■ **Dataset rows**:
===
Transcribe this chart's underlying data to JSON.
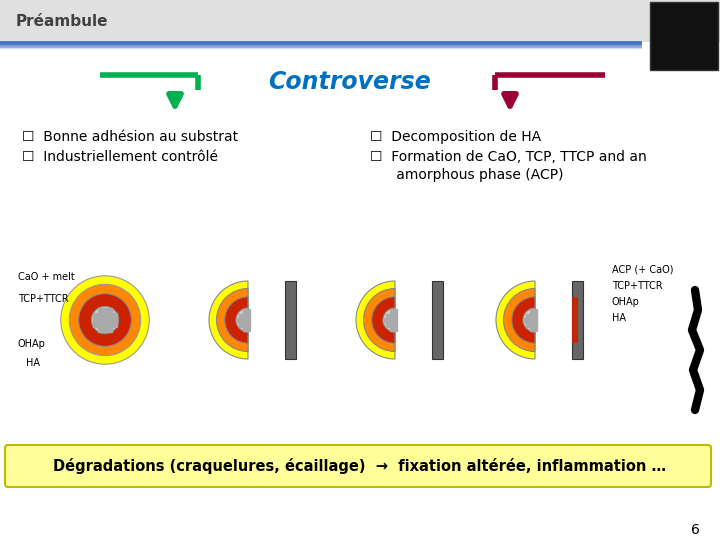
{
  "bg_color": "#ffffff",
  "header_text": "Préambule",
  "header_color": "#404040",
  "title_text": "Controverse",
  "title_color": "#0070c0",
  "left_bullets": [
    "☐  Bonne adhésion au substrat",
    "☐  Industriellement contrôlé"
  ],
  "right_bullet1": "☐  Decomposition de HA",
  "right_bullet2": "☐  Formation de CaO, TCP, TTCP and an",
  "right_bullet2b": "      amorphous phase (ACP)",
  "bottom_text": "Dégradations (craquelures, écaillage)  →  fixation altérée, inflammation …",
  "bottom_bg": "#ffff99",
  "page_num": "6",
  "arrow_left_color": "#00b050",
  "arrow_right_color": "#9b0035",
  "blue_line_color": "#4472c4",
  "diag_label_cao": "CaO + melt",
  "diag_label_tcp": "TCP+TTCR",
  "diag_label_ohap": "OHAp",
  "diag_label_ha": "HA",
  "diag_label_acp": "ACP (+ CaO)",
  "diag_label_tcp2": "TCP+TTCR",
  "diag_label_ohap2": "OHAp",
  "diag_label_ha2": "HA",
  "col_yellow": "#ffff00",
  "col_orange": "#ff8800",
  "col_red": "#cc2200",
  "col_gray_plate": "#666666",
  "col_center": "#d0d0d0",
  "col_dot": "#aaaaaa"
}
===
■ **Problem to solve**: Write out the material above once more, exactly as it reads, with no pictures.

■ **Solution**:
Transcribe this chart's underlying data to JSON.
{
  "bg_color": "#ffffff",
  "header_text": "Préambule",
  "header_color": "#404040",
  "title_text": "Controverse",
  "title_color": "#0070c0",
  "left_bullets": [
    "☐  Bonne adhésion au substrat",
    "☐  Industriellement contrôlé"
  ],
  "right_bullet1": "☐  Decomposition de HA",
  "right_bullet2": "☐  Formation de CaO, TCP, TTCP and an",
  "right_bullet2b": "      amorphous phase (ACP)",
  "bottom_text": "Dégradations (craquelures, écaillage)  →  fixation altérée, inflammation …",
  "bottom_bg": "#ffff99",
  "page_num": "6",
  "arrow_left_color": "#00b050",
  "arrow_right_color": "#9b0035",
  "blue_line_color": "#4472c4",
  "diag_label_cao": "CaO + melt",
  "diag_label_tcp": "TCP+TTCR",
  "diag_label_ohap": "OHAp",
  "diag_label_ha": "HA",
  "diag_label_acp": "ACP (+ CaO)",
  "diag_label_tcp2": "TCP+TTCR",
  "diag_label_ohap2": "OHAp",
  "diag_label_ha2": "HA",
  "col_yellow": "#ffff00",
  "col_orange": "#ff8800",
  "col_red": "#cc2200",
  "col_gray_plate": "#666666",
  "col_center": "#d0d0d0",
  "col_dot": "#aaaaaa"
}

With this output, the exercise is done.